> **DATA SHOWN**:
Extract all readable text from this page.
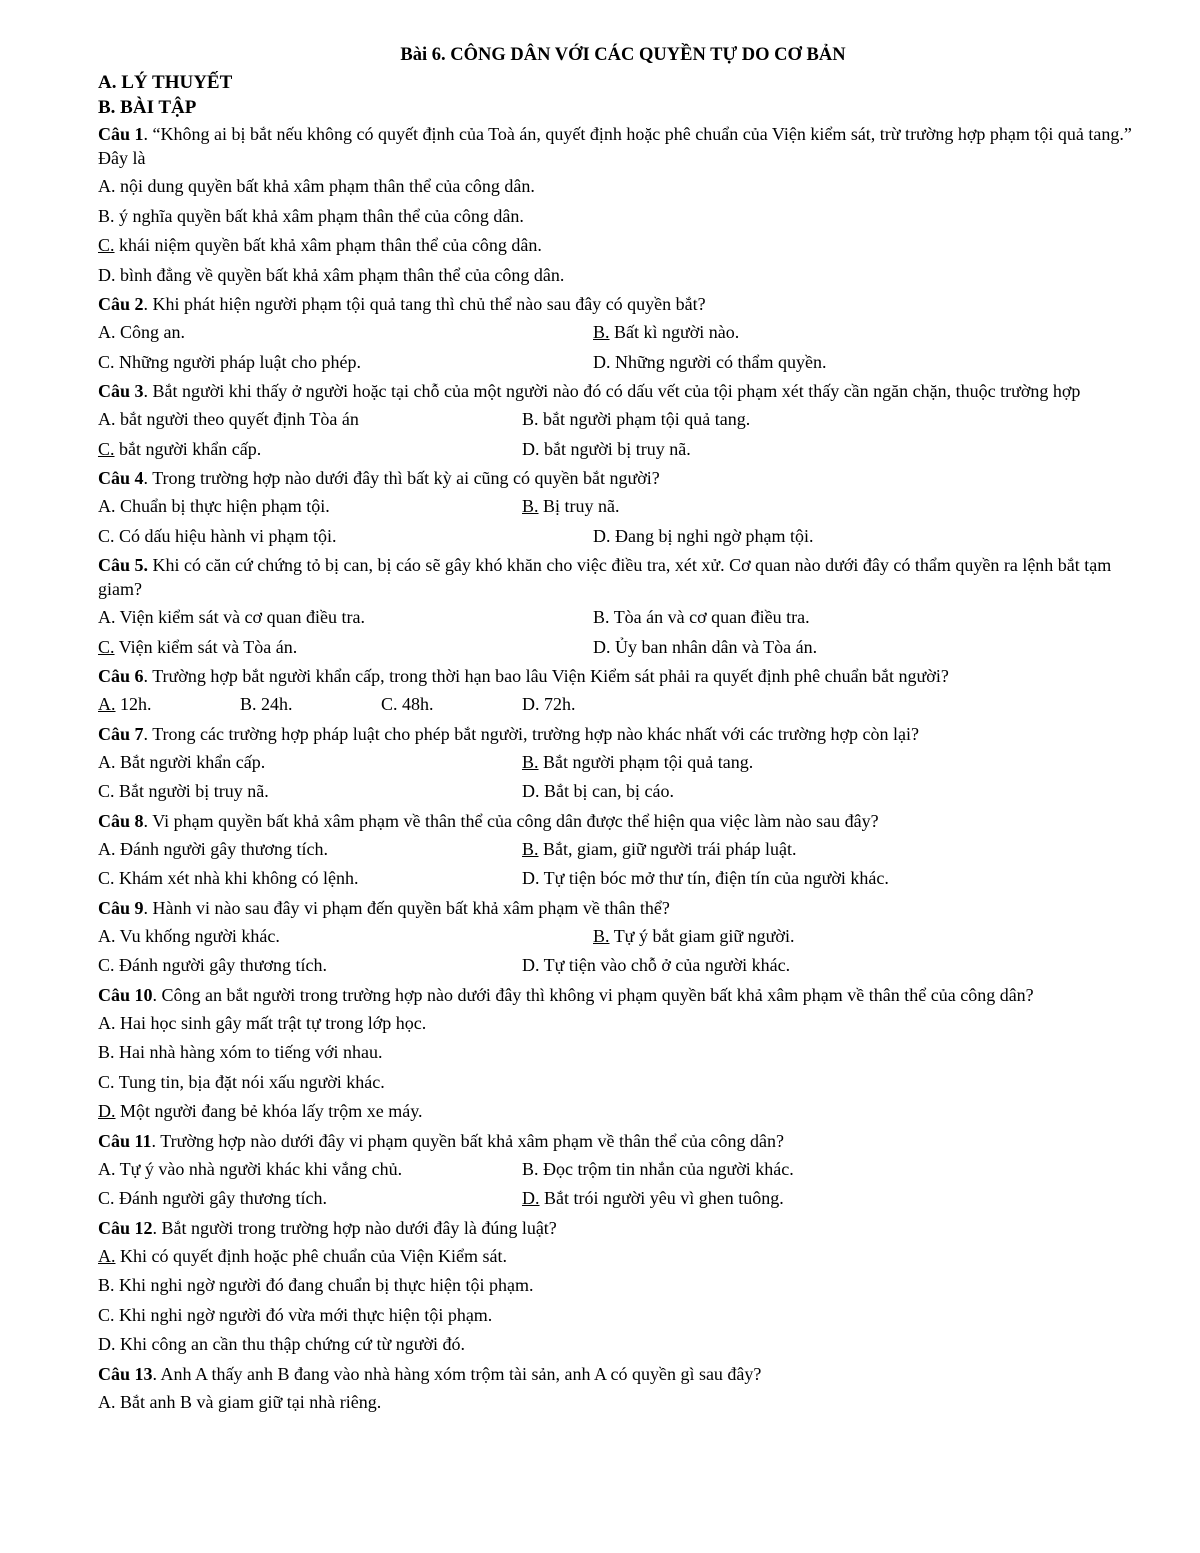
Bài 6. CÔNG DÂN VỚI CÁC QUYỀN TỰ DO CƠ BẢN
A. LÝ THUYẾT
B. BÀI TẬP
Câu 1. “Không ai bị bắt nếu không có quyết định của Toà án, quyết định hoặc phê chuẩn của Viện kiểm sát, trừ trường hợp phạm tội quả tang.” Đây là
A. nội dung quyền bất khả xâm phạm thân thể của công dân.
B. ý nghĩa quyền bất khả xâm phạm thân thể của công dân.
C. khái niệm quyền bất khả xâm phạm thân thể của công dân.
D. bình đẳng về quyền bất khả xâm phạm thân thể của công dân.
Câu 2. Khi phát hiện người phạm tội quả tang thì chủ thể nào sau đây có quyền bắt?
A. Công an.	B. Bất kì người nào.
C. Những người pháp luật cho phép.	D. Những người có thẩm quyền.
Câu 3. Bắt người khi thấy ở người hoặc tại chỗ của một người nào đó có dấu vết của tội phạm xét thấy cần ngăn chặn, thuộc trường hợp
A. bắt người theo quyết định Tòa án	B. bắt người phạm tội quả tang.
C. bắt người khẩn cấp.	D. bắt người bị truy nã.
Câu 4. Trong trường hợp nào dưới đây thì bất kỳ ai cũng có quyền bắt người?
A. Chuẩn bị thực hiện phạm tội.	B. Bị truy nã.
C. Có dấu hiệu hành vi phạm tội.	D. Đang bị nghi ngờ phạm tội.
Câu 5. Khi có căn cứ chứng tỏ bị can, bị cáo sẽ gây khó khăn cho việc điều tra, xét xử. Cơ quan nào dưới đây có thẩm quyền ra lệnh bắt tạm giam?
A. Viện kiểm sát và cơ quan điều tra.	B. Tòa án và cơ quan điều tra.
C. Viện kiểm sát và Tòa án.	D. Ủy ban nhân dân và Tòa án.
Câu 6. Trường hợp bắt người khẩn cấp, trong thời hạn bao lâu Viện Kiểm sát phải ra quyết định phê chuẩn bắt người?
A. 12h.	B. 24h.	C. 48h.	D. 72h.
Câu 7. Trong các trường hợp pháp luật cho phép bắt người, trường hợp nào khác nhất với các trường hợp còn lại?
A. Bắt người khẩn cấp.	B. Bắt người phạm tội quả tang.
C. Bắt người bị truy nã.	D. Bắt bị can, bị cáo.
Câu 8. Vi phạm quyền bất khả xâm phạm về thân thể của công dân được thể hiện qua việc làm nào sau đây?
A. Đánh người gây thương tích.	B. Bắt, giam, giữ người trái pháp luật.
C. Khám xét nhà khi không có lệnh.	D. Tự tiện bóc mở thư tín, điện tín của người khác.
Câu 9. Hành vi nào sau đây vi phạm đến quyền bất khả xâm phạm về thân thể?
A. Vu khống người khác.	B. Tự ý bắt giam giữ người.
C. Đánh người gây thương tích.	D. Tự tiện vào chỗ ở của người khác.
Câu 10. Công an bắt người trong trường hợp nào dưới đây thì không vi phạm quyền bất khả xâm phạm về thân thể của công dân?
A. Hai học sinh gây mất trật tự trong lớp học.
B. Hai nhà hàng xóm to tiếng với nhau.
C. Tung tin, bịa đặt nói xấu người khác.
D. Một người đang bẻ khóa lấy trộm xe máy.
Câu 11. Trường hợp nào dưới đây vi phạm quyền bất khả xâm phạm về thân thể của công dân?
A. Tự ý vào nhà người khác khi vắng chủ.	B. Đọc trộm tin nhắn của người khác.
C. Đánh người gây thương tích.	D. Bắt trói người yêu vì ghen tuông.
Câu 12. Bắt người trong trường hợp nào dưới đây là đúng luật?
A. Khi có quyết định hoặc phê chuẩn của Viện Kiểm sát.
B. Khi nghi ngờ người đó đang chuẩn bị thực hiện tội phạm.
C. Khi nghi ngờ người đó vừa mới thực hiện tội phạm.
D. Khi công an cần thu thập chứng cứ từ người đó.
Câu 13. Anh A thấy anh B đang vào nhà hàng xóm trộm tài sản, anh A có quyền gì sau đây?
A. Bắt anh B và giam giữ tại nhà riêng.
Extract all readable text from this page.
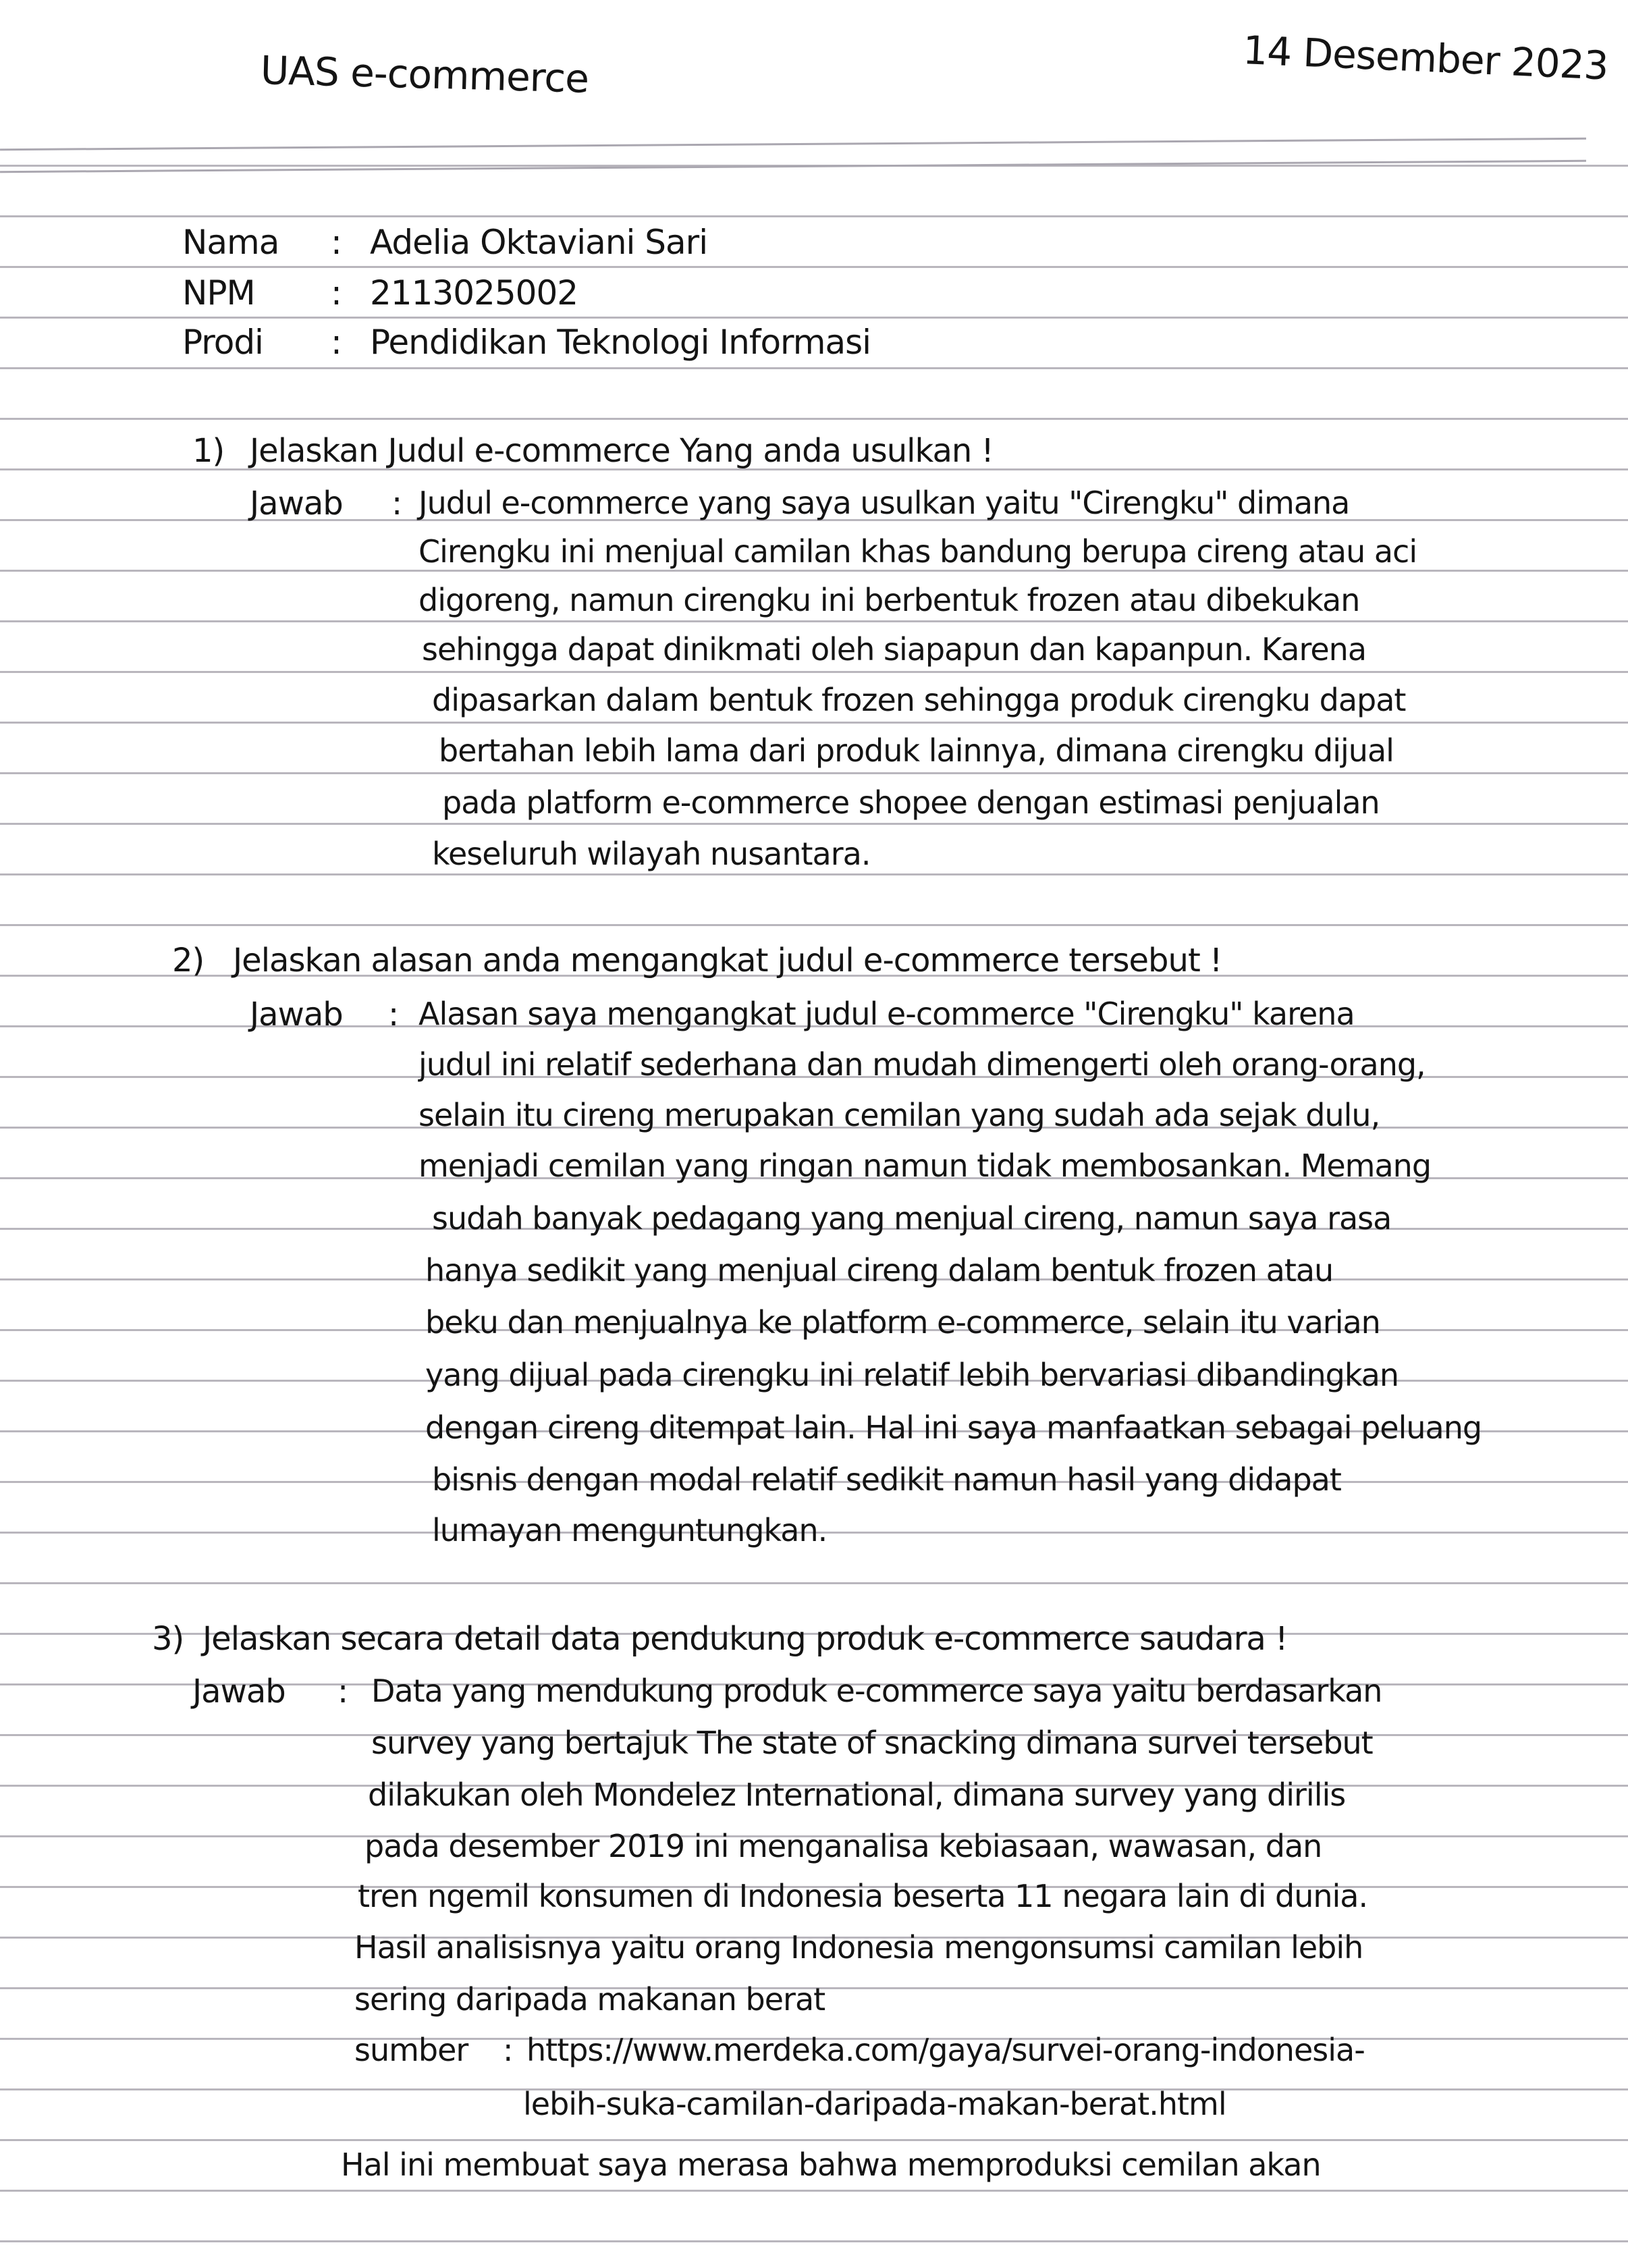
UAS e-commerce	14 Desember 2023
Nama : Adelia Oktaviani Sari
NPM : 2113025002
Prodi : Pendidikan Teknologi Informasi
1) Jelaskan Judul e-commerce Yang anda usulkan !
Jawab : Judul e-commerce yang saya usulkan yaitu "Cirengku" dimana
Cirengku ini menjual camilan khas bandung berupa cireng atau aci
digoreng, namun cirengku ini berbentuk frozen atau dibekukan
sehingga dapat dinikmati oleh siapapun dan kapanpun. Karena
dipasarkan dalam bentuk frozen sehingga produk cirengku dapat
bertahan lebih lama dari produk lainnya, dimana cirengku dijual
pada platform e-commerce shopee dengan estimasi penjualan
keseluruh wilayah nusantara.
2) Jelaskan alasan anda mengangkat judul e-commerce tersebut !
Jawab : Alasan saya mengangkat judul e-commerce "Cirengku" karena
judul ini relatif sederhana dan mudah dimengerti oleh orang-orang,
selain itu cireng merupakan cemilan yang sudah ada sejak dulu,
menjadi cemilan yang ringan namun tidak membosankan. Memang
sudah banyak pedagang yang menjual cireng, namun saya rasa
hanya sedikit yang menjual cireng dalam bentuk frozen atau
beku dan menjualnya ke platform e-commerce, selain itu varian
yang dijual pada cirengku ini relatif lebih bervariasi dibandingkan
dengan cireng ditempat lain. Hal ini saya manfaatkan sebagai peluang
bisnis dengan modal relatif sedikit namun hasil yang didapat
lumayan menguntungkan.
3) Jelaskan secara detail data pendukung produk e-commerce saudara !
Jawab : Data yang mendukung produk e-commerce saya yaitu berdasarkan
survey yang bertajuk The state of snacking dimana survei tersebut
dilakukan oleh Mondelez International, dimana survey yang dirilis
pada desember 2019 ini menganalisa kebiasaan, wawasan, dan
tren ngemil konsumen di Indonesia beserta 11 negara lain di dunia.
Hasil analisisnya yaitu orang Indonesia mengonsumsi camilan lebih
sering daripada makanan berat
sumber : https://www.merdeka.com/gaya/survei-orang-indonesia-
lebih-suka-camilan-daripada-makan-berat.html
Hal ini membuat saya merasa bahwa memproduksi cemilan akan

> **STATED GOAL**: Show every line of the records above that contains the word "tersebut".

> **RESULT OF THIS EXERCISE**:
2) Jelaskan alasan anda mengangkat judul e-commerce tersebut !
survey yang bertajuk The state of snacking dimana survei tersebut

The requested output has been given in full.